#### Dataset rows about figures
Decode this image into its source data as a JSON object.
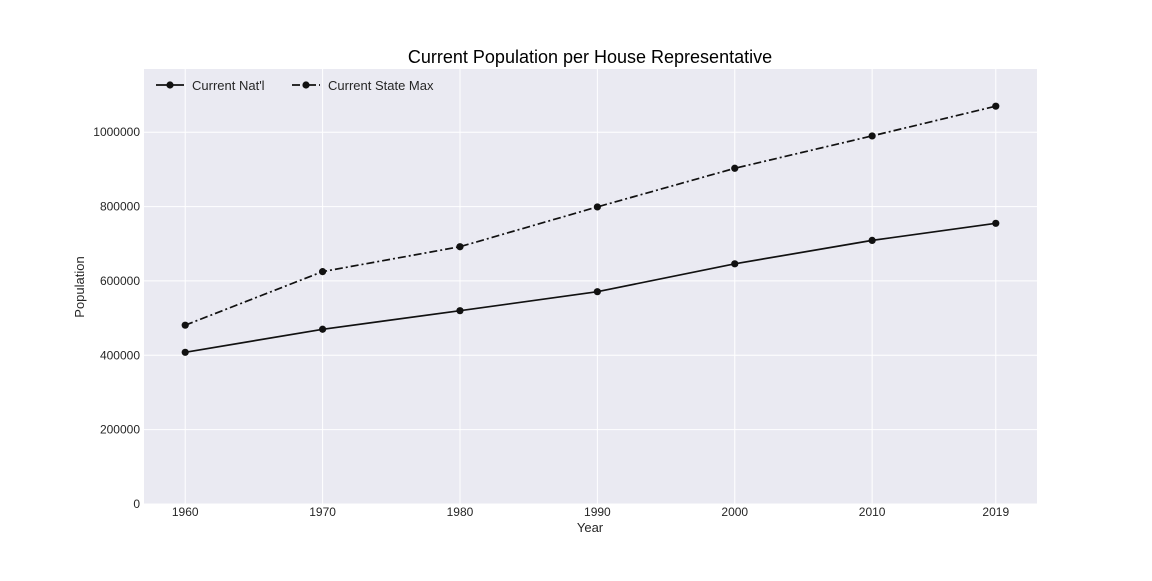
{
  "chart_data": {
    "type": "line",
    "title": "Current Population per House Representative",
    "xlabel": "Year",
    "ylabel": "Population",
    "x": [
      1960,
      1970,
      1980,
      1990,
      2000,
      2010,
      2019
    ],
    "xticks": [
      "1960",
      "1970",
      "1980",
      "1990",
      "2000",
      "2010",
      "2019"
    ],
    "ylim": [
      0,
      1170000
    ],
    "yticks": [
      0,
      200000,
      400000,
      600000,
      800000,
      1000000
    ],
    "ytick_labels": [
      "0",
      "200000",
      "400000",
      "600000",
      "800000",
      "1000000"
    ],
    "grid": true,
    "legend_position": "top-left",
    "series": [
      {
        "name": "Current Nat'l",
        "values": [
          408000,
          470000,
          520000,
          571000,
          646000,
          709000,
          755000
        ],
        "linestyle": "solid",
        "color": "#111111"
      },
      {
        "name": "Current State Max",
        "values": [
          481000,
          625000,
          692000,
          799000,
          903000,
          990000,
          1070000
        ],
        "linestyle": "dashdot",
        "color": "#111111"
      }
    ],
    "background": "#eaeaf2"
  }
}
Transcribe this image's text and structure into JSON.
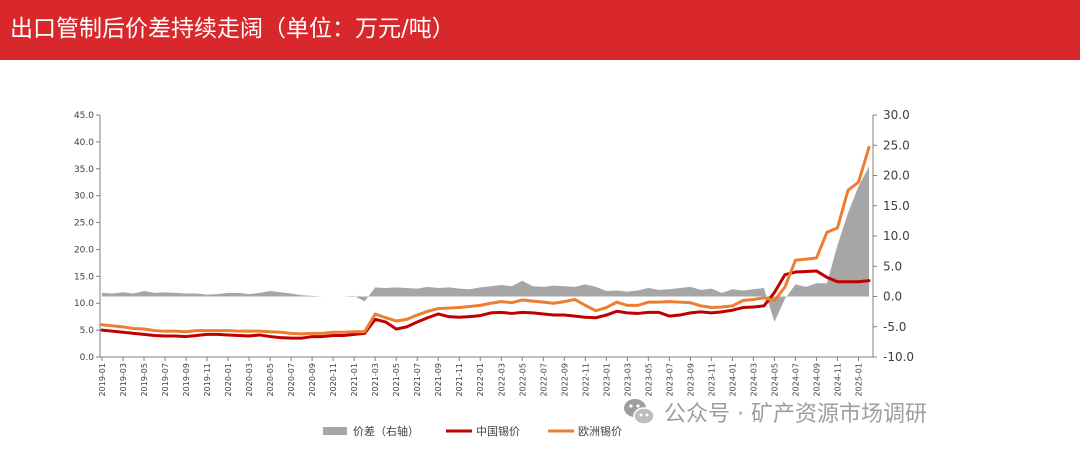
{
  "header": {
    "title": "出口管制后价差持续走阔（单位：万元/吨）"
  },
  "watermark": {
    "text": "公众号 · 矿产资源市场调研",
    "icon": "wechat-icon"
  },
  "colors": {
    "banner": "#d8282c",
    "spread": "#a6a6a6",
    "china": "#c00000",
    "europe": "#ed7d31"
  },
  "chart_data": {
    "type": "line",
    "title": "",
    "y_left": {
      "ylim": [
        0,
        45
      ],
      "ticks": [
        "0.0",
        "5.0",
        "10.0",
        "15.0",
        "20.0",
        "25.0",
        "30.0",
        "35.0",
        "40.0",
        "45.0"
      ]
    },
    "y_right": {
      "ylim": [
        -10,
        30
      ],
      "ticks": [
        "-10.0",
        "-5.0",
        "0.0",
        "5.0",
        "10.0",
        "15.0",
        "20.0",
        "25.0",
        "30.0"
      ]
    },
    "x_tick_labels": [
      "2019-01",
      "2019-03",
      "2019-05",
      "2019-07",
      "2019-09",
      "2019-11",
      "2020-01",
      "2020-03",
      "2020-05",
      "2020-07",
      "2020-09",
      "2020-11",
      "2021-01",
      "2021-03",
      "2021-05",
      "2021-07",
      "2021-09",
      "2021-11",
      "2022-01",
      "2022-03",
      "2022-05",
      "2022-07",
      "2022-09",
      "2022-11",
      "2023-01",
      "2023-03",
      "2023-05",
      "2023-07",
      "2023-09",
      "2023-11",
      "2024-01",
      "2024-03",
      "2024-05",
      "2024-07",
      "2024-09",
      "2024-11",
      "2025-01"
    ],
    "grid": false,
    "legend_position": "bottom",
    "x": [
      "2019-01",
      "2019-02",
      "2019-03",
      "2019-04",
      "2019-05",
      "2019-06",
      "2019-07",
      "2019-08",
      "2019-09",
      "2019-10",
      "2019-11",
      "2019-12",
      "2020-01",
      "2020-02",
      "2020-03",
      "2020-04",
      "2020-05",
      "2020-06",
      "2020-07",
      "2020-08",
      "2020-09",
      "2020-10",
      "2020-11",
      "2020-12",
      "2021-01",
      "2021-02",
      "2021-03",
      "2021-04",
      "2021-05",
      "2021-06",
      "2021-07",
      "2021-08",
      "2021-09",
      "2021-10",
      "2021-11",
      "2021-12",
      "2022-01",
      "2022-02",
      "2022-03",
      "2022-04",
      "2022-05",
      "2022-06",
      "2022-07",
      "2022-08",
      "2022-09",
      "2022-10",
      "2022-11",
      "2022-12",
      "2023-01",
      "2023-02",
      "2023-03",
      "2023-04",
      "2023-05",
      "2023-06",
      "2023-07",
      "2023-08",
      "2023-09",
      "2023-10",
      "2023-11",
      "2023-12",
      "2024-01",
      "2024-02",
      "2024-03",
      "2024-04",
      "2024-05",
      "2024-06",
      "2024-07",
      "2024-08",
      "2024-09",
      "2024-10",
      "2024-11",
      "2024-12",
      "2025-01",
      "2025-02"
    ],
    "series": [
      {
        "name": "价差（右轴）",
        "axis": "right",
        "kind": "area",
        "values": [
          0.6,
          0.5,
          0.7,
          0.5,
          0.9,
          0.6,
          0.7,
          0.6,
          0.5,
          0.5,
          0.3,
          0.4,
          0.6,
          0.6,
          0.4,
          0.6,
          0.9,
          0.7,
          0.5,
          0.2,
          0.1,
          0.0,
          0.0,
          0.0,
          0.1,
          -0.8,
          1.5,
          1.4,
          1.5,
          1.4,
          1.3,
          1.6,
          1.4,
          1.5,
          1.3,
          1.2,
          1.5,
          1.7,
          1.9,
          1.7,
          2.6,
          1.7,
          1.6,
          1.8,
          1.7,
          1.6,
          2.0,
          1.6,
          0.9,
          1.0,
          0.8,
          1.0,
          1.4,
          1.1,
          1.2,
          1.4,
          1.6,
          1.1,
          1.3,
          0.6,
          1.2,
          1.0,
          1.2,
          1.4,
          -4.2,
          -0.4,
          2.0,
          1.6,
          2.2,
          2.2,
          8.5,
          13.8,
          18.2,
          21.5
        ]
      },
      {
        "name": "中国锡价",
        "axis": "left",
        "kind": "line",
        "values": [
          5.0,
          4.8,
          4.6,
          4.4,
          4.2,
          4.0,
          3.9,
          3.9,
          3.8,
          4.0,
          4.2,
          4.2,
          4.1,
          4.0,
          3.9,
          4.1,
          3.8,
          3.6,
          3.5,
          3.5,
          3.8,
          3.8,
          4.0,
          4.0,
          4.2,
          4.4,
          7.0,
          6.5,
          5.2,
          5.6,
          6.5,
          7.3,
          8.0,
          7.5,
          7.4,
          7.5,
          7.7,
          8.2,
          8.3,
          8.1,
          8.3,
          8.2,
          8.0,
          7.8,
          7.8,
          7.6,
          7.4,
          7.3,
          7.8,
          8.5,
          8.2,
          8.1,
          8.3,
          8.3,
          7.6,
          7.8,
          8.2,
          8.4,
          8.2,
          8.4,
          8.7,
          9.2,
          9.3,
          9.5,
          12.0,
          15.3,
          15.8,
          15.9,
          16.0,
          14.8,
          14.0,
          14.0,
          14.0,
          14.2
        ]
      },
      {
        "name": "欧洲锡价",
        "axis": "left",
        "kind": "line",
        "values": [
          6.0,
          5.8,
          5.6,
          5.3,
          5.2,
          4.9,
          4.8,
          4.8,
          4.7,
          4.9,
          4.9,
          4.9,
          4.9,
          4.8,
          4.8,
          4.8,
          4.7,
          4.6,
          4.4,
          4.3,
          4.4,
          4.4,
          4.6,
          4.6,
          4.7,
          4.7,
          8.0,
          7.3,
          6.7,
          7.0,
          7.8,
          8.5,
          9.0,
          9.1,
          9.2,
          9.4,
          9.6,
          10.0,
          10.3,
          10.1,
          10.6,
          10.4,
          10.2,
          10.0,
          10.3,
          10.7,
          9.6,
          8.6,
          9.2,
          10.2,
          9.6,
          9.6,
          10.2,
          10.2,
          10.3,
          10.2,
          10.1,
          9.5,
          9.2,
          9.3,
          9.5,
          10.5,
          10.7,
          11.0,
          10.5,
          13.0,
          18.0,
          18.2,
          18.4,
          23.2,
          24.0,
          31.0,
          32.5,
          39.0
        ]
      }
    ]
  }
}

#### WORK REQUIRED
Each line holding "linestyle" must be found and copied.

#### SOLUTION
        "linestyle": "solid",
        "linestyle": "dashdot",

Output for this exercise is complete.